### Work to be completed
What is the number of lines holding the word "retirar"? Give that number alone.

Start Record excerpts

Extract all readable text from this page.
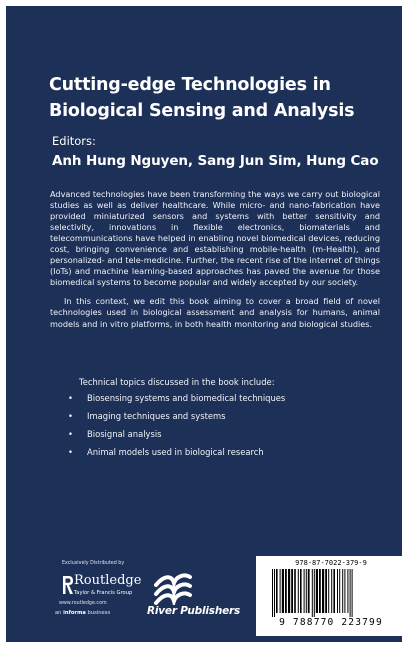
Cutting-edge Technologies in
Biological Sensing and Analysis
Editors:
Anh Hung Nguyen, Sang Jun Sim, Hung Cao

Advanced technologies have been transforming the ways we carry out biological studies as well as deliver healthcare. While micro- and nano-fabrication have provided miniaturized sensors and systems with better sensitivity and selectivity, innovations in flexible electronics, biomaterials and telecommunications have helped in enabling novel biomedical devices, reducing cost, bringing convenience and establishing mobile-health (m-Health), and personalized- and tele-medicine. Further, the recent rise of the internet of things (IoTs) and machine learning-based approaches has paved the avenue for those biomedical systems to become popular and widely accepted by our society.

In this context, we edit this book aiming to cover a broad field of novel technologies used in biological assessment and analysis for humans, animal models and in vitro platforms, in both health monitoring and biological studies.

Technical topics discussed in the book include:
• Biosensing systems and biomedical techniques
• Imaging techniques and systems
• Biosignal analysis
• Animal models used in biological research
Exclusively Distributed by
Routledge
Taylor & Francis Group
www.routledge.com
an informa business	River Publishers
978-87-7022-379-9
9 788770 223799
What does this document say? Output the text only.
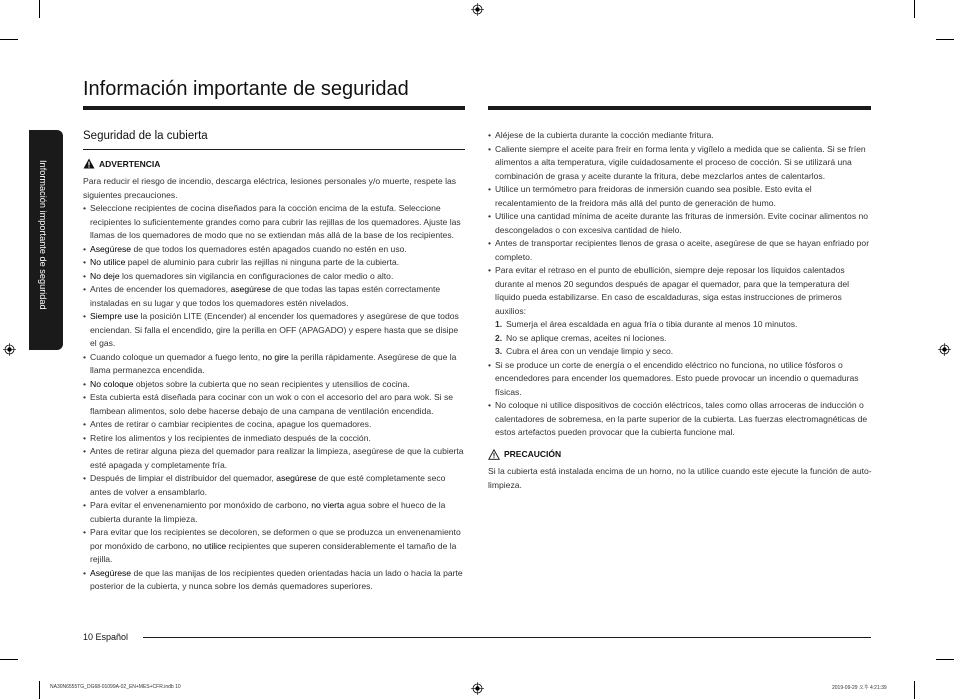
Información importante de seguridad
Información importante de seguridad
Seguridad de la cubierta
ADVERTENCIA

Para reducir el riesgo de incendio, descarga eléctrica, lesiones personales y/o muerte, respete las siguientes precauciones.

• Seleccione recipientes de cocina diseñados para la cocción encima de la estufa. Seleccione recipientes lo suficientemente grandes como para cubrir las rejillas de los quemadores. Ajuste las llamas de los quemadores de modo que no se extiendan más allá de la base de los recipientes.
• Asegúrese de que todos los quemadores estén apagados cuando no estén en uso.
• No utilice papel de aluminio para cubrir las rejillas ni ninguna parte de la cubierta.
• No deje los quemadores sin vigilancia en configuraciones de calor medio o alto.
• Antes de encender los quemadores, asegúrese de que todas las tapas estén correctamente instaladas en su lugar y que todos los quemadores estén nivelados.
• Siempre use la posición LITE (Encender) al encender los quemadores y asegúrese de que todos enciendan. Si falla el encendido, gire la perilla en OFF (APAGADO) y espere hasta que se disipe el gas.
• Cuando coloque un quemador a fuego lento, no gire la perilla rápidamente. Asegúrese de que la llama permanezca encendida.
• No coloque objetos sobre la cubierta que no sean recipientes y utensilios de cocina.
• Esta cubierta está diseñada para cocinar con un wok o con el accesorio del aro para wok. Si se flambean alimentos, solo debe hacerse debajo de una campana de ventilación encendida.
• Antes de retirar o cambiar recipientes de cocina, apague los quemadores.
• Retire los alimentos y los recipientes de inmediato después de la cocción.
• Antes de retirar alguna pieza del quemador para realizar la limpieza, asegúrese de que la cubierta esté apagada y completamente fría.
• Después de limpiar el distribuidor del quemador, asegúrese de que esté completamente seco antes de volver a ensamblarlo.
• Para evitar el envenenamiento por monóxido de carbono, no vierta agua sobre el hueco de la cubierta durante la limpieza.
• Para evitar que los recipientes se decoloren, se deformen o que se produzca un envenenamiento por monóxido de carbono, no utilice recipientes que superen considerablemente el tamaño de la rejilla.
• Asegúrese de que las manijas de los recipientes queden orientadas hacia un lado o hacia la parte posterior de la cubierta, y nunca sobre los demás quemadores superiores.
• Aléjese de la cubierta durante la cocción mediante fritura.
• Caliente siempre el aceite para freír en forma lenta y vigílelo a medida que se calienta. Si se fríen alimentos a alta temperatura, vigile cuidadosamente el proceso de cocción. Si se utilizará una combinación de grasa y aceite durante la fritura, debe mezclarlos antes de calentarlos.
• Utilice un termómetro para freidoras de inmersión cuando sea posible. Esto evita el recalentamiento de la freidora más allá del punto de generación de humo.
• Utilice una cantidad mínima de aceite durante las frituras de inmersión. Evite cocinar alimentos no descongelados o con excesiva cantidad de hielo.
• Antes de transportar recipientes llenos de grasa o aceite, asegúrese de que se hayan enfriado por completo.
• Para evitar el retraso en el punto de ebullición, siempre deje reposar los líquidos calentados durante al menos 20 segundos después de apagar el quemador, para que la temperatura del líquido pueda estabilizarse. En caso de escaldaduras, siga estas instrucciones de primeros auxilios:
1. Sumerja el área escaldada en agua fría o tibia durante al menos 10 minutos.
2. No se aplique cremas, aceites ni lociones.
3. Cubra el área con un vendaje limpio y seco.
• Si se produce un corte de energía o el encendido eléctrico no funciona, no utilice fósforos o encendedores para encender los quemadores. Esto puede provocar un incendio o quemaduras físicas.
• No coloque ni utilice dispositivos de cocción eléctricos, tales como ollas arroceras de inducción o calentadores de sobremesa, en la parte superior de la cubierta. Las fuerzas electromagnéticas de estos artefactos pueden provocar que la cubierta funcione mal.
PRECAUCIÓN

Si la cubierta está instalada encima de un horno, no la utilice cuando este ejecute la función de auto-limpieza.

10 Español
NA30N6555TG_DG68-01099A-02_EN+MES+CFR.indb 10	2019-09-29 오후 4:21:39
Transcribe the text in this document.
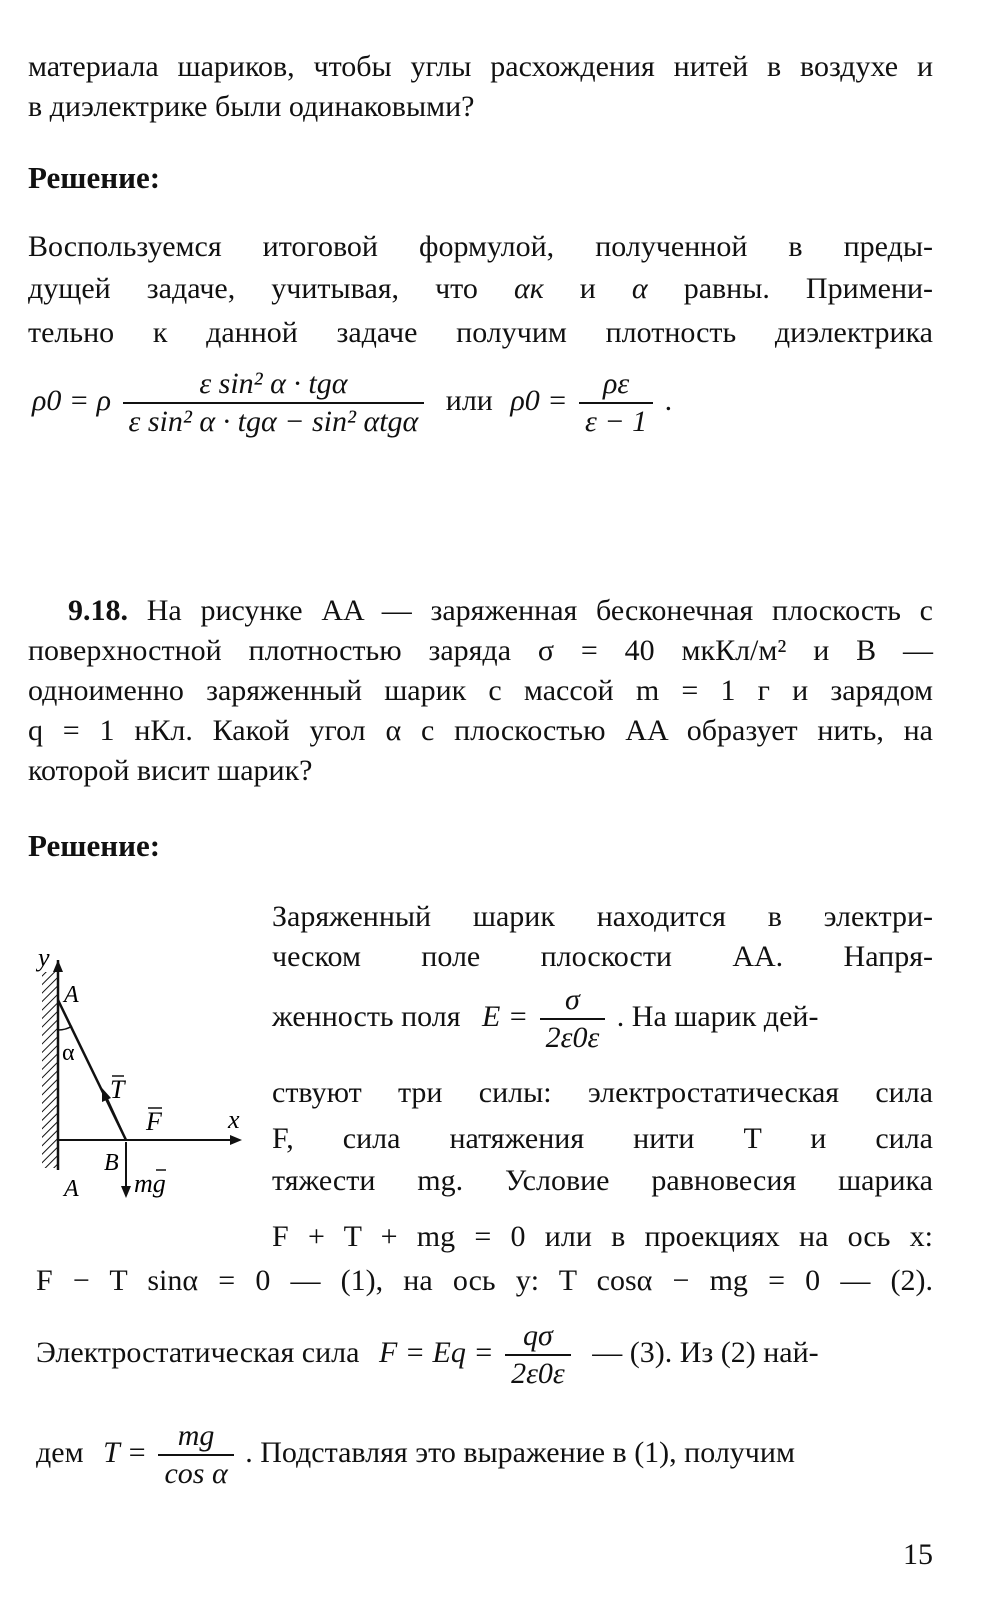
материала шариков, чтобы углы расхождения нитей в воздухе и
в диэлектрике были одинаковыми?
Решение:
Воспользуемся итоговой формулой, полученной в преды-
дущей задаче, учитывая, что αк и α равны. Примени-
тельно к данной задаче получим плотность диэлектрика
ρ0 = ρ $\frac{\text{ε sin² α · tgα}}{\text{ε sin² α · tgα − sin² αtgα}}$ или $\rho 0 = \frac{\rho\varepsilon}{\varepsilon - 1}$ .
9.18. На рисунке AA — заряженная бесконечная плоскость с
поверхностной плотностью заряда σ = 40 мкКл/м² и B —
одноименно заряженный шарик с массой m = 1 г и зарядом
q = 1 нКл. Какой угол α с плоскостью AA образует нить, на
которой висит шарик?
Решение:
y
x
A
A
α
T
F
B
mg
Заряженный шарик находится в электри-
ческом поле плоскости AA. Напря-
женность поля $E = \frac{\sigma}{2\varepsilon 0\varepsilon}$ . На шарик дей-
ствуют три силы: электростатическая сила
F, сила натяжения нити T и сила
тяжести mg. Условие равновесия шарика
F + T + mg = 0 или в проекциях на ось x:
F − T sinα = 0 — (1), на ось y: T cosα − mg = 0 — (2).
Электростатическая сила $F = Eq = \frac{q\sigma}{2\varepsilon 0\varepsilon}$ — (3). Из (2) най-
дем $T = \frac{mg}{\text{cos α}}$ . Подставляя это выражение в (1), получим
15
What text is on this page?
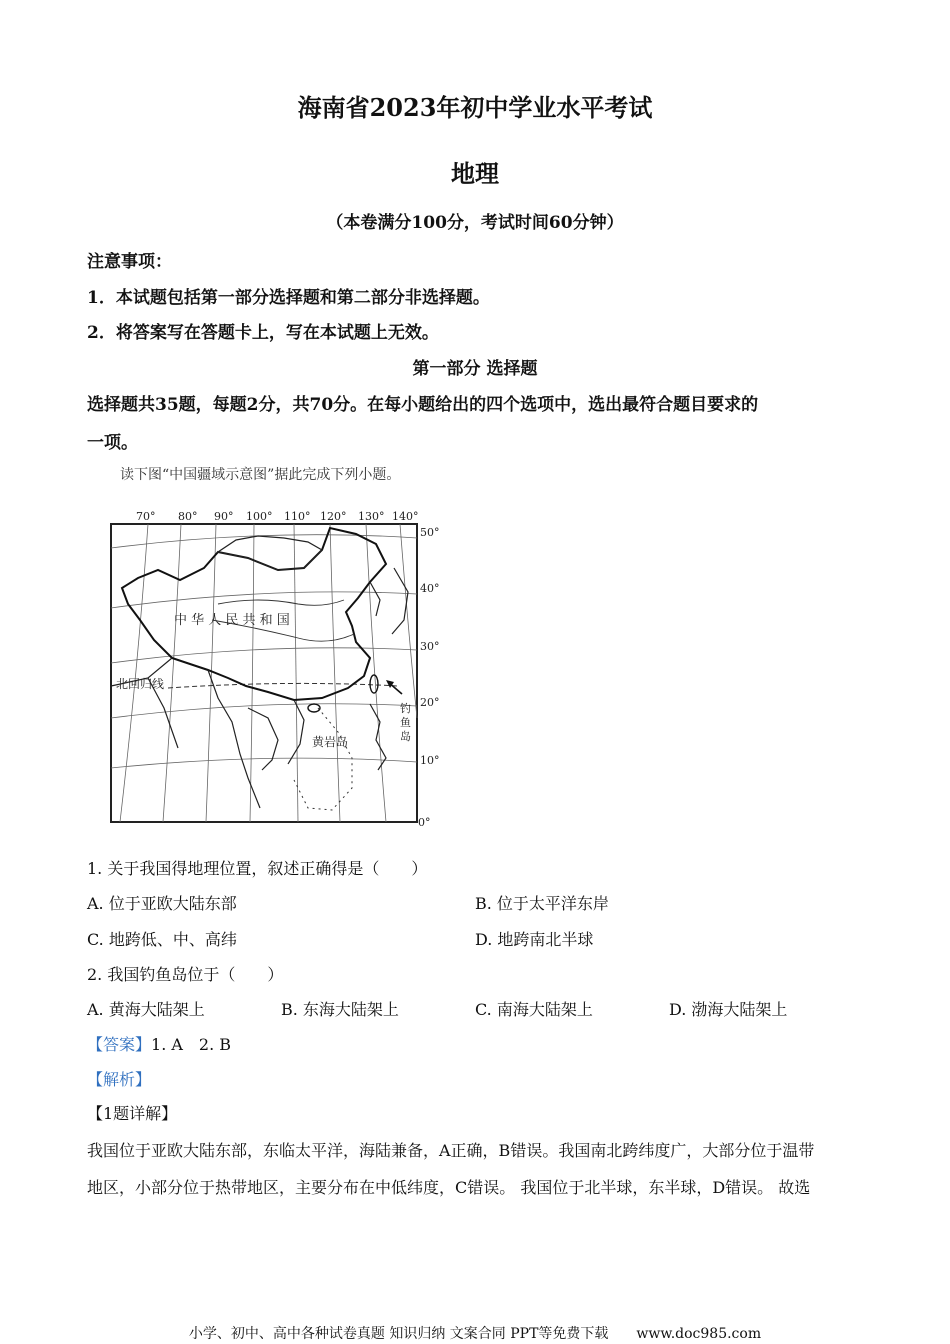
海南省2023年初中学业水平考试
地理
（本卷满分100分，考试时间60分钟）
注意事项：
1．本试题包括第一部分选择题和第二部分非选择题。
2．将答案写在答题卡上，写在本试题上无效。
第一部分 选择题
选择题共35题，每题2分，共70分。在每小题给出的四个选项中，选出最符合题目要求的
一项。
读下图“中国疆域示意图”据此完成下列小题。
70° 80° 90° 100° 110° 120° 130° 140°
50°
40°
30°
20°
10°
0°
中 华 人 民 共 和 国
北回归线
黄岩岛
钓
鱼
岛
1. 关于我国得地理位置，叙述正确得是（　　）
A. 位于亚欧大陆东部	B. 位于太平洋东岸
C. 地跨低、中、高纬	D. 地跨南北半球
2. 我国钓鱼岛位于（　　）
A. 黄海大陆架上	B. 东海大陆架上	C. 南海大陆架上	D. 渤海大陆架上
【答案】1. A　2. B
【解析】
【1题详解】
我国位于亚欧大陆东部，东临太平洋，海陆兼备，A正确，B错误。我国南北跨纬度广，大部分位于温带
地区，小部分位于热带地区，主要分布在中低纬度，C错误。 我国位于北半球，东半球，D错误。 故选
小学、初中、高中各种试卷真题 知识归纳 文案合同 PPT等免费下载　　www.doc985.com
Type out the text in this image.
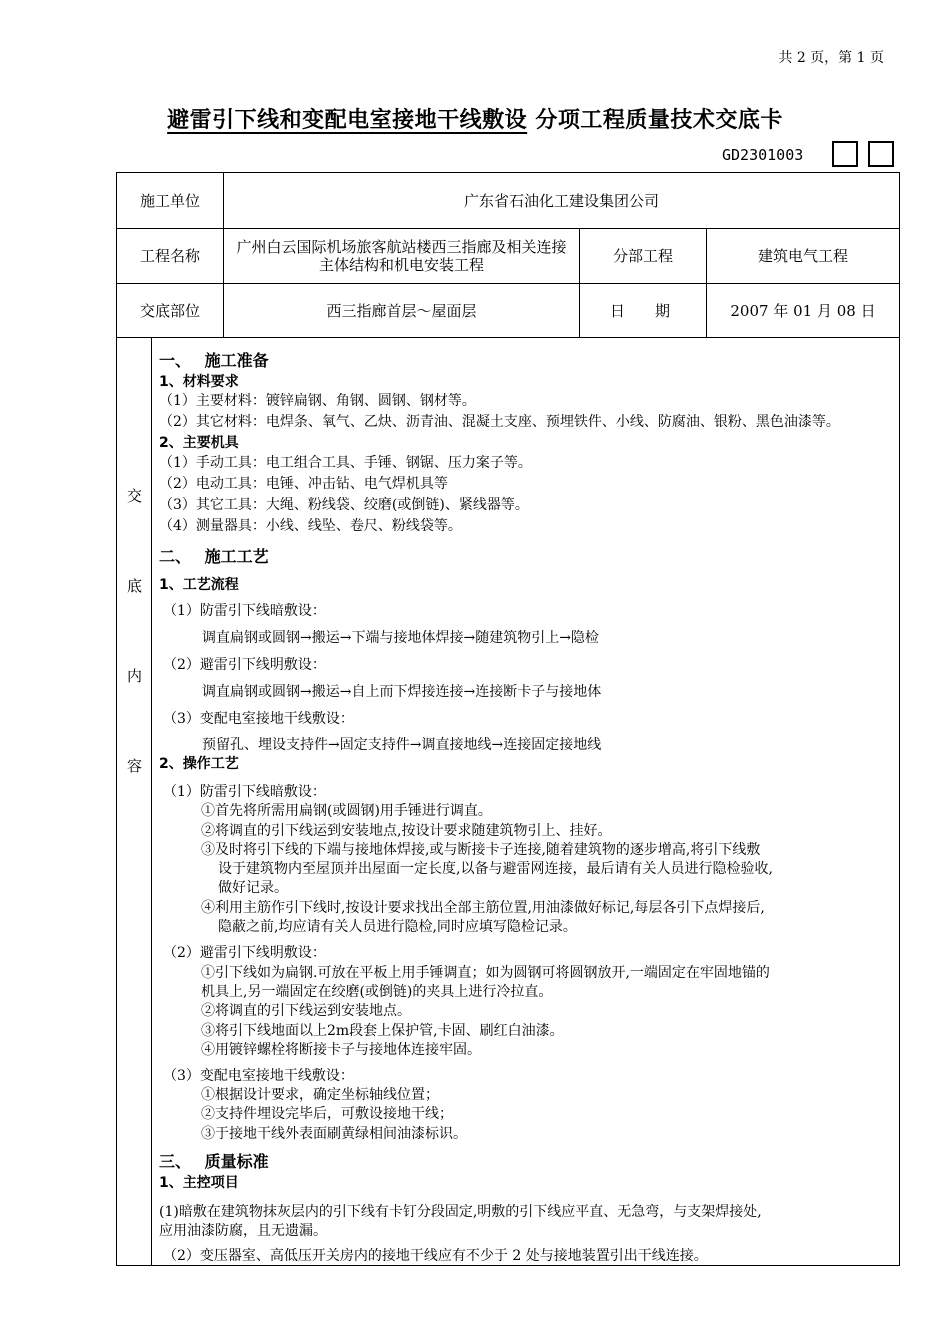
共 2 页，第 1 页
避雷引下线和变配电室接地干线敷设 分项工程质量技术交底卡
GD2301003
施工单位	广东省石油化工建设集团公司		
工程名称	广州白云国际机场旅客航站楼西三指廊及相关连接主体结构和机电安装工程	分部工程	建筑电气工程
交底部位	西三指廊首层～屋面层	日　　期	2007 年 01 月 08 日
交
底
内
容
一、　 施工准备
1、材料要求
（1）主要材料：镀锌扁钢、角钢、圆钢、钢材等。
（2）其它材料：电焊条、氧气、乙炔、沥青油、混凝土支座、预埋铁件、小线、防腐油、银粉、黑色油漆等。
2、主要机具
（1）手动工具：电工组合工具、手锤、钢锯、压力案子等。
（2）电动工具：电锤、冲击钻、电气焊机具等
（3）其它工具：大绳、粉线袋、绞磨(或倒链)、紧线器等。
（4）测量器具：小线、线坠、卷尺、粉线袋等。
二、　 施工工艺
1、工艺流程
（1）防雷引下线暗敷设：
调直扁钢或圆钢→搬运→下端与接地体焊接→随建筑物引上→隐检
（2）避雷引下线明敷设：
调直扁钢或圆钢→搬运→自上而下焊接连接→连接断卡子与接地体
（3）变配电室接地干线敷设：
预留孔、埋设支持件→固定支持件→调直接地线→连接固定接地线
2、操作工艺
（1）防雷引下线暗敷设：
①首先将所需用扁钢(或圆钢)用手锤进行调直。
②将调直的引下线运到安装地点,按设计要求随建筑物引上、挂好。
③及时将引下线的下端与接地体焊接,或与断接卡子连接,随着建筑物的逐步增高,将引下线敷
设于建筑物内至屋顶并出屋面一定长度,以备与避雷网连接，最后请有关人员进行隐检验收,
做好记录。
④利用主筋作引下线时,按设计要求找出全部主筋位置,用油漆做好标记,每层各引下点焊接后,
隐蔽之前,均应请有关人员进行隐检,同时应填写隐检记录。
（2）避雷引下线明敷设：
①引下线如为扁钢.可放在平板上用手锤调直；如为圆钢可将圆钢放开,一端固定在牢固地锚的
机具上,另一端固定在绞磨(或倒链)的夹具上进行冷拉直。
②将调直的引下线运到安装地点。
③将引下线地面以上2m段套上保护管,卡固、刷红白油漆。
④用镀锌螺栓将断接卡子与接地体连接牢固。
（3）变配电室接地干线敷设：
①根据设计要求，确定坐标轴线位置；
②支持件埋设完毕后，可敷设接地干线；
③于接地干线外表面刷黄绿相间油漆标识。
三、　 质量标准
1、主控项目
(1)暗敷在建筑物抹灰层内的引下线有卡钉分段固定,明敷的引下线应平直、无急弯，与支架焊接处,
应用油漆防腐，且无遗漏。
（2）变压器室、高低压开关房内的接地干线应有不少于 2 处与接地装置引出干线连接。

End Record excerpts

### Expected answer
2